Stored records
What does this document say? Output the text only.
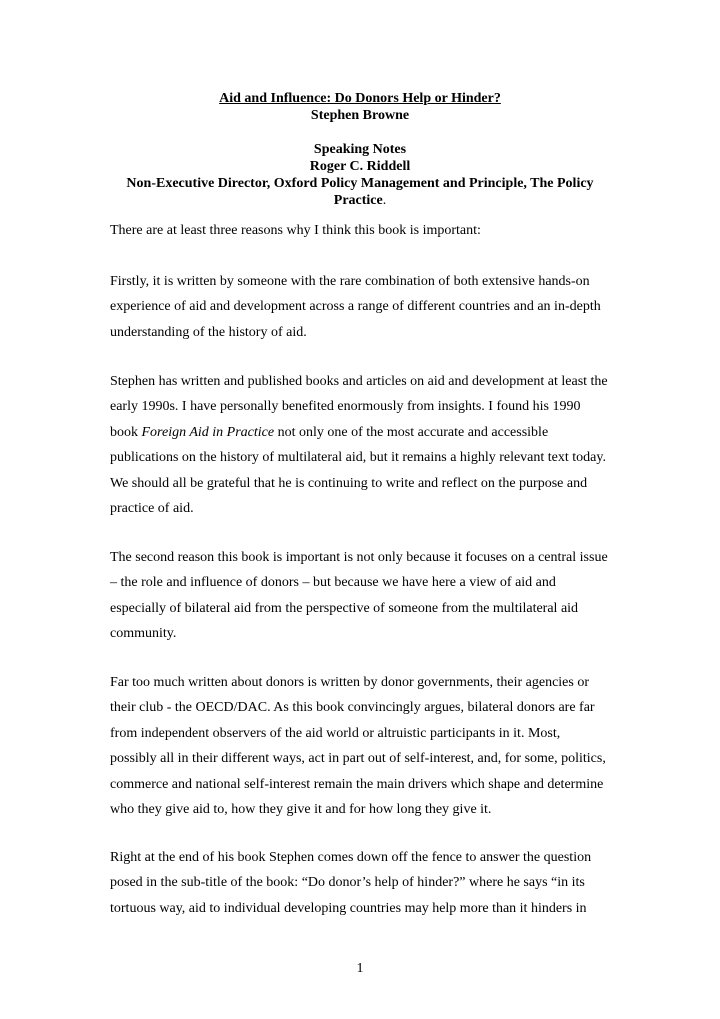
Aid and Influence: Do Donors Help or Hinder?
Stephen Browne
Speaking Notes
Roger C. Riddell
Non-Executive Director, Oxford Policy Management and Principle, The Policy Practice.

There are at least three reasons why I think this book is important:

Firstly, it is written by someone with the rare combination of both extensive hands-on experience of aid and development across a range of different countries and an in-depth understanding of the history of aid.

Stephen has written and published books and articles on aid and development at least the early 1990s. I have personally benefited enormously from insights. I found his 1990 book Foreign Aid in Practice not only one of the most accurate and accessible publications on the history of multilateral aid, but it remains a highly relevant text today. We should all be grateful that he is continuing to write and reflect on the purpose and practice of aid.

The second reason this book is important is not only because it focuses on a central issue – the role and influence of donors – but because we have here a view of aid and especially of bilateral aid from the perspective of someone from the multilateral aid community.

Far too much written about donors is written by donor governments, their agencies or their club - the OECD/DAC. As this book convincingly argues, bilateral donors are far from independent observers of the aid world or altruistic participants in it. Most, possibly all in their different ways, act in part out of self-interest, and, for some, politics, commerce and national self-interest remain the main drivers which shape and determine who they give aid to, how they give it and for how long they give it.

Right at the end of his book Stephen comes down off the fence to answer the question posed in the sub-title of the book: “Do donor’s help of hinder?” where he says “in its tortuous way, aid to individual developing countries may help more than it hinders in

1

§ Exercise task
Check each line of the records for "important" and copy the ones that contain it.

§ Complete answer
There are at least three reasons why I think this book is important:
The second reason this book is important is not only because it focuses on a central issue – the role and influence of donors – but because we have here a view of aid and especially of bilateral aid from the perspective of someone from the multilateral aid community.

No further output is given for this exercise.